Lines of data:
— Start —
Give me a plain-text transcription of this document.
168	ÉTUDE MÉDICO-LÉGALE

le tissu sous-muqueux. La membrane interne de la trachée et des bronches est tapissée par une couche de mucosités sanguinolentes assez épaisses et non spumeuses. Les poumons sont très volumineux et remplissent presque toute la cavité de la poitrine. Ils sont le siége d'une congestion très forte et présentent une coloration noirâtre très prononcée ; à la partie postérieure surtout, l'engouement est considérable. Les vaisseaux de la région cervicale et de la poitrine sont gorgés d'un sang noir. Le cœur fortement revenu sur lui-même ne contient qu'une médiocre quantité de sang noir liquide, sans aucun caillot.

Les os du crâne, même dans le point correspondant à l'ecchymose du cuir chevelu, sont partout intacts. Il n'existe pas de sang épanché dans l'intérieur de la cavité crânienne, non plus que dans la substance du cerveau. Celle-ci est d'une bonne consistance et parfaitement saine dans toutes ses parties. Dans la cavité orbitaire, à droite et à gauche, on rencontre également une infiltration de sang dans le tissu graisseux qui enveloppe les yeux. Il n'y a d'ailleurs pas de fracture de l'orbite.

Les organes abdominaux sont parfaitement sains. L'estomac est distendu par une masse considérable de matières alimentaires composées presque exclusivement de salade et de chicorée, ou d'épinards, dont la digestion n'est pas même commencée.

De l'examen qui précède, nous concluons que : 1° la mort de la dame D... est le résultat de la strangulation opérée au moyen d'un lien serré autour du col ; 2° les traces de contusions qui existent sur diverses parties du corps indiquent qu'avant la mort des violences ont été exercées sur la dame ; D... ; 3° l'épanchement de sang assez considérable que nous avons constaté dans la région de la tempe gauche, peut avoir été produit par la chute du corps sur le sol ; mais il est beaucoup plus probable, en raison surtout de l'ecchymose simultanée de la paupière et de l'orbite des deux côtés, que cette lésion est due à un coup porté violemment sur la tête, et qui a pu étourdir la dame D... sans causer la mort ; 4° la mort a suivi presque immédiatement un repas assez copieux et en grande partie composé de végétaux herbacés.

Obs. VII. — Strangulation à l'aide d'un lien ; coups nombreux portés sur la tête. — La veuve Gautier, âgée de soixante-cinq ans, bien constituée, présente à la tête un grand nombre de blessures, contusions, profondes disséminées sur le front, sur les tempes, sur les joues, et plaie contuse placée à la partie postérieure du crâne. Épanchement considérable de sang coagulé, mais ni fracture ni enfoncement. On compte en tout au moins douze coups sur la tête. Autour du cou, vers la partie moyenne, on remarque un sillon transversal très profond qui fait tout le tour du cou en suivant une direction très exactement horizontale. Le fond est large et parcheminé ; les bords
— End —
PROBLEM:
The listing above should be transcribed in full, exactly as written.

WRITTEN SOLUTION:
Give me a plain-text transcription of this document.
168	ÉTUDE MÉDICO-LÉGALE

le tissu sous-muqueux. La membrane interne de la trachée et des bronches est tapissée par une couche de mucosités sanguinolentes assez épaisses et non spumeuses. Les poumons sont très volumineux et remplissent presque toute la cavité de la poitrine. Ils sont le siége d'une congestion très forte et présentent une coloration noirâtre très prononcée ; à la partie postérieure surtout, l'engouement est considérable. Les vaisseaux de la région cervicale et de la poitrine sont gorgés d'un sang noir. Le cœur fortement revenu sur lui-même ne contient qu'une médiocre quantité de sang noir liquide, sans aucun caillot.

Les os du crâne, même dans le point correspondant à l'ecchymose du cuir chevelu, sont partout intacts. Il n'existe pas de sang épanché dans l'intérieur de la cavité crânienne, non plus que dans la substance du cerveau. Celle-ci est d'une bonne consistance et parfaitement saine dans toutes ses parties. Dans la cavité orbitaire, à droite et à gauche, on rencontre également une infiltration de sang dans le tissu graisseux qui enveloppe les yeux. Il n'y a d'ailleurs pas de fracture de l'orbite.

Les organes abdominaux sont parfaitement sains. L'estomac est distendu par une masse considérable de matières alimentaires composées presque exclusivement de salade et de chicorée, ou d'épinards, dont la digestion n'est pas même commencée.

De l'examen qui précède, nous concluons que : 1° la mort de la dame D... est le résultat de la strangulation opérée au moyen d'un lien serré autour du col ; 2° les traces de contusions qui existent sur diverses parties du corps indiquent qu'avant la mort des violences ont été exercées sur la dame ; D... ; 3° l'épanchement de sang assez considérable que nous avons constaté dans la région de la tempe gauche, peut avoir été produit par la chute du corps sur le sol ; mais il est beaucoup plus probable, en raison surtout de l'ecchymose simultanée de la paupière et de l'orbite des deux côtés, que cette lésion est due à un coup porté violemment sur la tête, et qui a pu étourdir la dame D... sans causer la mort ; 4° la mort a suivi presque immédiatement un repas assez copieux et en grande partie composé de végétaux herbacés.

Obs. VII. — Strangulation à l'aide d'un lien ; coups nombreux portés sur la tête. — La veuve Gautier, âgée de soixante-cinq ans, bien constituée, présente à la tête un grand nombre de blessures, contusions, profondes disséminées sur le front, sur les tempes, sur les joues, et plaie contuse placée à la partie postérieure du crâne. Épanchement considérable de sang coagulé, mais ni fracture ni enfoncement. On compte en tout au moins douze coups sur la tête. Autour du cou, vers la partie moyenne, on remarque un sillon transversal très profond qui fait tout le tour du cou en suivant une direction très exactement horizontale. Le fond est large et parcheminé ; les bords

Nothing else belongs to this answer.